Give the number of lines that contain the string "this", and nothing else.
___
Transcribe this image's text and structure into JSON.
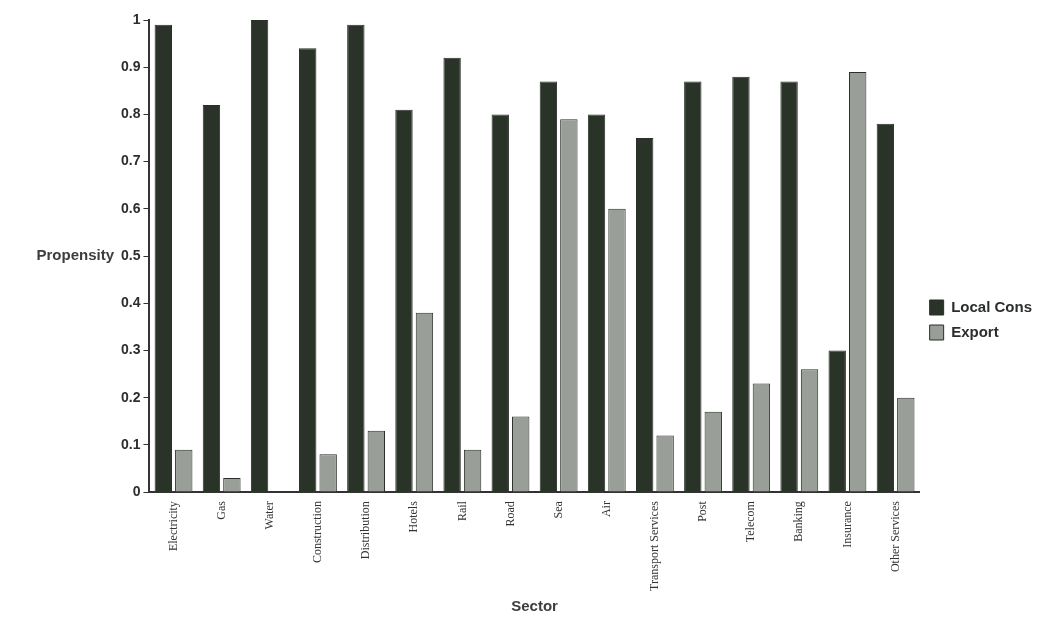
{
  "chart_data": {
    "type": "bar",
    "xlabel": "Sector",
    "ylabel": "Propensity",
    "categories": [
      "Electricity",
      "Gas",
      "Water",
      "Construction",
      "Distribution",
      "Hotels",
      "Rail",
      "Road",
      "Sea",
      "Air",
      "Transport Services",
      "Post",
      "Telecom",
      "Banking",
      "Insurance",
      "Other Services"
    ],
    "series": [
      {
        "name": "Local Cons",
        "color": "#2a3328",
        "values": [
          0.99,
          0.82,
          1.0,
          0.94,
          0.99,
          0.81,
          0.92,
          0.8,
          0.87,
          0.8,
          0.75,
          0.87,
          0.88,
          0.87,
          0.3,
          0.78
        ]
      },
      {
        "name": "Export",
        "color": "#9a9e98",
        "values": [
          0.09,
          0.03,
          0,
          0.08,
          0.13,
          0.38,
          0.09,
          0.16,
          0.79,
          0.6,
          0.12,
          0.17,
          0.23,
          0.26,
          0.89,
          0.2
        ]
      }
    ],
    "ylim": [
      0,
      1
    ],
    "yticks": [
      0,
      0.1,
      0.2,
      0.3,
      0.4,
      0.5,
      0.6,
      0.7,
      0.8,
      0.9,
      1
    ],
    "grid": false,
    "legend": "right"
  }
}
___
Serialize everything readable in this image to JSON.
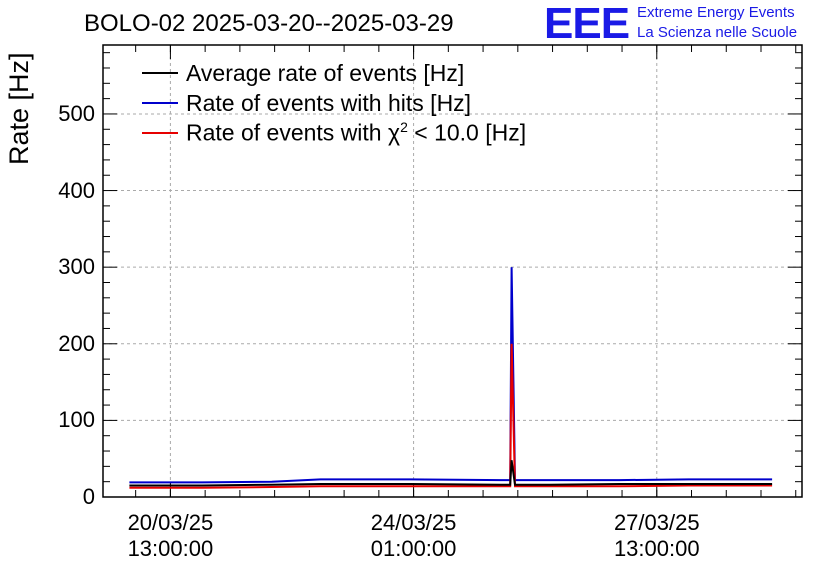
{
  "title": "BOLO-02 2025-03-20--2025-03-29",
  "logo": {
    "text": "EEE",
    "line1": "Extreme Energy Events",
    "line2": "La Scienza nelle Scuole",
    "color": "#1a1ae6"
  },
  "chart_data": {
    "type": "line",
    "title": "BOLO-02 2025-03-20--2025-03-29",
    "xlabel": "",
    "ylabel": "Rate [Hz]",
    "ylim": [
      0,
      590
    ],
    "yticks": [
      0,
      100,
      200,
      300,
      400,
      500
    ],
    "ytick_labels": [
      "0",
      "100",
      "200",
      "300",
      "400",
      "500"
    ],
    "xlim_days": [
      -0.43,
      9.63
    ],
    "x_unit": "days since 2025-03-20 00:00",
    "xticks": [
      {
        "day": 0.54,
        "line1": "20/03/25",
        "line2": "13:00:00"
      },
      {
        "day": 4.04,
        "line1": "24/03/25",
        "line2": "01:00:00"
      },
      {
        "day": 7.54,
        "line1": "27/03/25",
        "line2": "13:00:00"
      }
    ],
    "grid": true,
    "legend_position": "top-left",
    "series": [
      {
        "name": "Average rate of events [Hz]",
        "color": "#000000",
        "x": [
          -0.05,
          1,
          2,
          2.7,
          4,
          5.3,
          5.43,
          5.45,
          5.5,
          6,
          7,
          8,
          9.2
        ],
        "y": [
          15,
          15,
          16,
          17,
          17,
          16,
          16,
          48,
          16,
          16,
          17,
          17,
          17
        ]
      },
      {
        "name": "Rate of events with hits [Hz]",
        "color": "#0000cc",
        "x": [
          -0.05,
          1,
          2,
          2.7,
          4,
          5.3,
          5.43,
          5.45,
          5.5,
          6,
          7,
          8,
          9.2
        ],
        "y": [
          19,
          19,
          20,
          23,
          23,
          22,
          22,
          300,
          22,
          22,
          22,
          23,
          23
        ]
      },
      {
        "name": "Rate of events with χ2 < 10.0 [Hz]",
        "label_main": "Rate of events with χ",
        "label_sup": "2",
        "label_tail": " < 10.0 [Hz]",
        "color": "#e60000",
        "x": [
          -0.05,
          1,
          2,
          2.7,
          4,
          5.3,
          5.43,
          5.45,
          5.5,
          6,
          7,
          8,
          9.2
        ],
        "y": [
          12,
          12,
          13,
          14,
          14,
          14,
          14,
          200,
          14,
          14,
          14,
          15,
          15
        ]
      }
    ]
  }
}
___
*Result of the exercise*
2